##### Exercise data #####

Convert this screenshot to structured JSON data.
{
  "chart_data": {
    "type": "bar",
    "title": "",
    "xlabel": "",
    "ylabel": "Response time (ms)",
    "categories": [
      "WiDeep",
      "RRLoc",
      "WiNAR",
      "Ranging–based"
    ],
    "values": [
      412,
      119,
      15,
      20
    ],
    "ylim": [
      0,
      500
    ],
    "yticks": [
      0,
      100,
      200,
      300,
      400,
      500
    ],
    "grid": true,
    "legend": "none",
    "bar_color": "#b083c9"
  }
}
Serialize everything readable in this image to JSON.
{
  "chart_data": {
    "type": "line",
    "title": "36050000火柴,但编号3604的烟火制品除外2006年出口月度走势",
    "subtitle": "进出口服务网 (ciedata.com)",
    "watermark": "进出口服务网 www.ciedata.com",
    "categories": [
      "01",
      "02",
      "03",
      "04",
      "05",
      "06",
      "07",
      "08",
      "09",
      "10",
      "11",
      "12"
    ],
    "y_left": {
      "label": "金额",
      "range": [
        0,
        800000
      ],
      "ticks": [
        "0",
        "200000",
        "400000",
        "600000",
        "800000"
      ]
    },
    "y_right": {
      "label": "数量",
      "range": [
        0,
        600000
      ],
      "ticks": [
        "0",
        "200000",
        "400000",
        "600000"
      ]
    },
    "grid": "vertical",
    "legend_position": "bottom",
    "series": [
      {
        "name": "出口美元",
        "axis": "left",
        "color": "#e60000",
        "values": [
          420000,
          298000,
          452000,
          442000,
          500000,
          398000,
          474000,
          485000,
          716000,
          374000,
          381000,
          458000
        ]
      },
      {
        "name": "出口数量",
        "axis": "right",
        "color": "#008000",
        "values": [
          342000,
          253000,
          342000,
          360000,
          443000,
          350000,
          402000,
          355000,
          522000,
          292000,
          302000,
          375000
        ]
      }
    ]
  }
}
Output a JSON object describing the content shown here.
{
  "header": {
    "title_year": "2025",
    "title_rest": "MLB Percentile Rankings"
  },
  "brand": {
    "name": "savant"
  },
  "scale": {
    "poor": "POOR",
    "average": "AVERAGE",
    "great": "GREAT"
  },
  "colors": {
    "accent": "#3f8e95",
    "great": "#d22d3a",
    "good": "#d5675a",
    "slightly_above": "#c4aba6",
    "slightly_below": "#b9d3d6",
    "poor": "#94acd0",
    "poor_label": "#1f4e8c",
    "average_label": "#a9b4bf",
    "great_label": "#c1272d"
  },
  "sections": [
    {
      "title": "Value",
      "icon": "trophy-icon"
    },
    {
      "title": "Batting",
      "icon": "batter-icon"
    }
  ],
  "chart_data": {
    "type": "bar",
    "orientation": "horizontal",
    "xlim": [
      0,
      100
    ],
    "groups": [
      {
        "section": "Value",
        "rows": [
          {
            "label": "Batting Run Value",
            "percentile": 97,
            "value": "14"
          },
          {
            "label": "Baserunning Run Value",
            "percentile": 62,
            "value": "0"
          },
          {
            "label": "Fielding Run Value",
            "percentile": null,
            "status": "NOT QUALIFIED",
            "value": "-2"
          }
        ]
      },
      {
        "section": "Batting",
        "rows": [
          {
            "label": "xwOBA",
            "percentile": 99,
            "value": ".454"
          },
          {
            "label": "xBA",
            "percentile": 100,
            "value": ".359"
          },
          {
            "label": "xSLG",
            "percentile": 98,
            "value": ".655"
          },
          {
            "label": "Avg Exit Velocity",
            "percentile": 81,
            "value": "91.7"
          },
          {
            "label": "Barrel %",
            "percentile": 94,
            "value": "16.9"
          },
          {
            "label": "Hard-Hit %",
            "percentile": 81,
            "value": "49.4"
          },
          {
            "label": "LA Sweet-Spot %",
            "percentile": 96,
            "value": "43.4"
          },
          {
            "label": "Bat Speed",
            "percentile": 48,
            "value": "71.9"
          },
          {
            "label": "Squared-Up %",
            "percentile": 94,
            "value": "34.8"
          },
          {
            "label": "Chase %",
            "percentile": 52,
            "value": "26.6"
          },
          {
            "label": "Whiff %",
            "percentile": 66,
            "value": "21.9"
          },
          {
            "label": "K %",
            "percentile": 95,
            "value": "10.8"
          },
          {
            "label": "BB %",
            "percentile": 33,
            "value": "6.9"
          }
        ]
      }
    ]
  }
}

#####

Written instruction –
Output all of the material, please, exactly as it stands.

Solution –
Convert this screenshot to structured JSON data.
{
  "chart_data": {
    "type": "bar",
    "title": "",
    "xlabel": "",
    "ylabel": "Response time (ms)",
    "categories": [
      "WiDeep",
      "RRLoc",
      "WiNAR",
      "Ranging–based"
    ],
    "values": [
      412,
      119,
      15,
      20
    ],
    "ylim": [
      0,
      500
    ],
    "yticks": [
      0,
      100,
      200,
      300,
      400,
      500
    ],
    "grid": true,
    "legend": "none",
    "bar_color": "#b083c9"
  }
}
Serialize everything readable in this image to JSON.
{
  "chart_data": {
    "type": "line",
    "title": "36050000火柴,但编号3604的烟火制品除外2006年出口月度走势",
    "subtitle": "进出口服务网 (ciedata.com)",
    "watermark": "进出口服务网 www.ciedata.com",
    "categories": [
      "01",
      "02",
      "03",
      "04",
      "05",
      "06",
      "07",
      "08",
      "09",
      "10",
      "11",
      "12"
    ],
    "y_left": {
      "label": "金额",
      "range": [
        0,
        800000
      ],
      "ticks": [
        "0",
        "200000",
        "400000",
        "600000",
        "800000"
      ]
    },
    "y_right": {
      "label": "数量",
      "range": [
        0,
        600000
      ],
      "ticks": [
        "0",
        "200000",
        "400000",
        "600000"
      ]
    },
    "grid": "vertical",
    "legend_position": "bottom",
    "series": [
      {
        "name": "出口美元",
        "axis": "left",
        "color": "#e60000",
        "values": [
          420000,
          298000,
          452000,
          442000,
          500000,
          398000,
          474000,
          485000,
          716000,
          374000,
          381000,
          458000
        ]
      },
      {
        "name": "出口数量",
        "axis": "right",
        "color": "#008000",
        "values": [
          342000,
          253000,
          342000,
          360000,
          443000,
          350000,
          402000,
          355000,
          522000,
          292000,
          302000,
          375000
        ]
      }
    ]
  }
}
Output a JSON object describing the content shown here.
{
  "header": {
    "title_year": "2025",
    "title_rest": "MLB Percentile Rankings"
  },
  "brand": {
    "name": "savant"
  },
  "scale": {
    "poor": "POOR",
    "average": "AVERAGE",
    "great": "GREAT"
  },
  "colors": {
    "accent": "#3f8e95",
    "great": "#d22d3a",
    "good": "#d5675a",
    "slightly_above": "#c4aba6",
    "slightly_below": "#b9d3d6",
    "poor": "#94acd0",
    "poor_label": "#1f4e8c",
    "average_label": "#a9b4bf",
    "great_label": "#c1272d"
  },
  "sections": [
    {
      "title": "Value",
      "icon": "trophy-icon"
    },
    {
      "title": "Batting",
      "icon": "batter-icon"
    }
  ],
  "chart_data": {
    "type": "bar",
    "orientation": "horizontal",
    "xlim": [
      0,
      100
    ],
    "groups": [
      {
        "section": "Value",
        "rows": [
          {
            "label": "Batting Run Value",
            "percentile": 97,
            "value": "14"
          },
          {
            "label": "Baserunning Run Value",
            "percentile": 62,
            "value": "0"
          },
          {
            "label": "Fielding Run Value",
            "percentile": null,
            "status": "NOT QUALIFIED",
            "value": "-2"
          }
        ]
      },
      {
        "section": "Batting",
        "rows": [
          {
            "label": "xwOBA",
            "percentile": 99,
            "value": ".454"
          },
          {
            "label": "xBA",
            "percentile": 100,
            "value": ".359"
          },
          {
            "label": "xSLG",
            "percentile": 98,
            "value": ".655"
          },
          {
            "label": "Avg Exit Velocity",
            "percentile": 81,
            "value": "91.7"
          },
          {
            "label": "Barrel %",
            "percentile": 94,
            "value": "16.9"
          },
          {
            "label": "Hard-Hit %",
            "percentile": 81,
            "value": "49.4"
          },
          {
            "label": "LA Sweet-Spot %",
            "percentile": 96,
            "value": "43.4"
          },
          {
            "label": "Bat Speed",
            "percentile": 48,
            "value": "71.9"
          },
          {
            "label": "Squared-Up %",
            "percentile": 94,
            "value": "34.8"
          },
          {
            "label": "Chase %",
            "percentile": 52,
            "value": "26.6"
          },
          {
            "label": "Whiff %",
            "percentile": 66,
            "value": "21.9"
          },
          {
            "label": "K %",
            "percentile": 95,
            "value": "10.8"
          },
          {
            "label": "BB %",
            "percentile": 33,
            "value": "6.9"
          }
        ]
      }
    ]
  }
}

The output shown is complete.